_Listing:_
* START *

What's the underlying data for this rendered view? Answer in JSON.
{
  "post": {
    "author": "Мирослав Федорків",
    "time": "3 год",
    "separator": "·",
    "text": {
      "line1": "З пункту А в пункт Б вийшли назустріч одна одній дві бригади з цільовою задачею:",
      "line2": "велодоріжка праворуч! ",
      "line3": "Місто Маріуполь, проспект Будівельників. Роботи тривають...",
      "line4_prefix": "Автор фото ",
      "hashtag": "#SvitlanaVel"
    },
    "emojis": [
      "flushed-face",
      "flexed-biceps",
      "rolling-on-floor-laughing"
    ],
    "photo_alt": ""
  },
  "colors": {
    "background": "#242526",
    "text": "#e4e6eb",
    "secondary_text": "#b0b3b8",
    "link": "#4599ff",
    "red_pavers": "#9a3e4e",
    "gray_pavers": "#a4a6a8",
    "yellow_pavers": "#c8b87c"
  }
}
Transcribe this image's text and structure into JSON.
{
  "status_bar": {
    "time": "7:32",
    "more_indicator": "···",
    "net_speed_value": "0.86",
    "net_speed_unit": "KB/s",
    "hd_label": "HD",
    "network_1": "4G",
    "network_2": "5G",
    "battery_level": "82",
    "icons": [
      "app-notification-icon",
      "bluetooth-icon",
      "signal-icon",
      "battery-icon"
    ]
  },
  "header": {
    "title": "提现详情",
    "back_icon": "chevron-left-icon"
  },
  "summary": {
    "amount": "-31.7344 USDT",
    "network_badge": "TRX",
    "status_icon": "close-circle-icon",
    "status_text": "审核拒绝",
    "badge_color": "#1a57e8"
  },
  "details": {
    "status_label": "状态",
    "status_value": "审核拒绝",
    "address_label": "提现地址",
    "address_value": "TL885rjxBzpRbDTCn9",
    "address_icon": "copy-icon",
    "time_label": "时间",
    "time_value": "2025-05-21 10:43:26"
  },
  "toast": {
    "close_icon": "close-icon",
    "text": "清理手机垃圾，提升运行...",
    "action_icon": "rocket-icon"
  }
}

* END *

_Task:_ Each line of the material above needs to be quoted exactly, please.

_The output:_
What's the underlying data for this rendered view? Answer in JSON.
{
  "post": {
    "author": "Мирослав Федорків",
    "time": "3 год",
    "separator": "·",
    "text": {
      "line1": "З пункту А в пункт Б вийшли назустріч одна одній дві бригади з цільовою задачею:",
      "line2": "велодоріжка праворуч! ",
      "line3": "Місто Маріуполь, проспект Будівельників. Роботи тривають...",
      "line4_prefix": "Автор фото ",
      "hashtag": "#SvitlanaVel"
    },
    "emojis": [
      "flushed-face",
      "flexed-biceps",
      "rolling-on-floor-laughing"
    ],
    "photo_alt": ""
  },
  "colors": {
    "background": "#242526",
    "text": "#e4e6eb",
    "secondary_text": "#b0b3b8",
    "link": "#4599ff",
    "red_pavers": "#9a3e4e",
    "gray_pavers": "#a4a6a8",
    "yellow_pavers": "#c8b87c"
  }
}
Transcribe this image's text and structure into JSON.
{
  "status_bar": {
    "time": "7:32",
    "more_indicator": "···",
    "net_speed_value": "0.86",
    "net_speed_unit": "KB/s",
    "hd_label": "HD",
    "network_1": "4G",
    "network_2": "5G",
    "battery_level": "82",
    "icons": [
      "app-notification-icon",
      "bluetooth-icon",
      "signal-icon",
      "battery-icon"
    ]
  },
  "header": {
    "title": "提现详情",
    "back_icon": "chevron-left-icon"
  },
  "summary": {
    "amount": "-31.7344 USDT",
    "network_badge": "TRX",
    "status_icon": "close-circle-icon",
    "status_text": "审核拒绝",
    "badge_color": "#1a57e8"
  },
  "details": {
    "status_label": "状态",
    "status_value": "审核拒绝",
    "address_label": "提现地址",
    "address_value": "TL885rjxBzpRbDTCn9",
    "address_icon": "copy-icon",
    "time_label": "时间",
    "time_value": "2025-05-21 10:43:26"
  },
  "toast": {
    "close_icon": "close-icon",
    "text": "清理手机垃圾，提升运行...",
    "action_icon": "rocket-icon"
  }
}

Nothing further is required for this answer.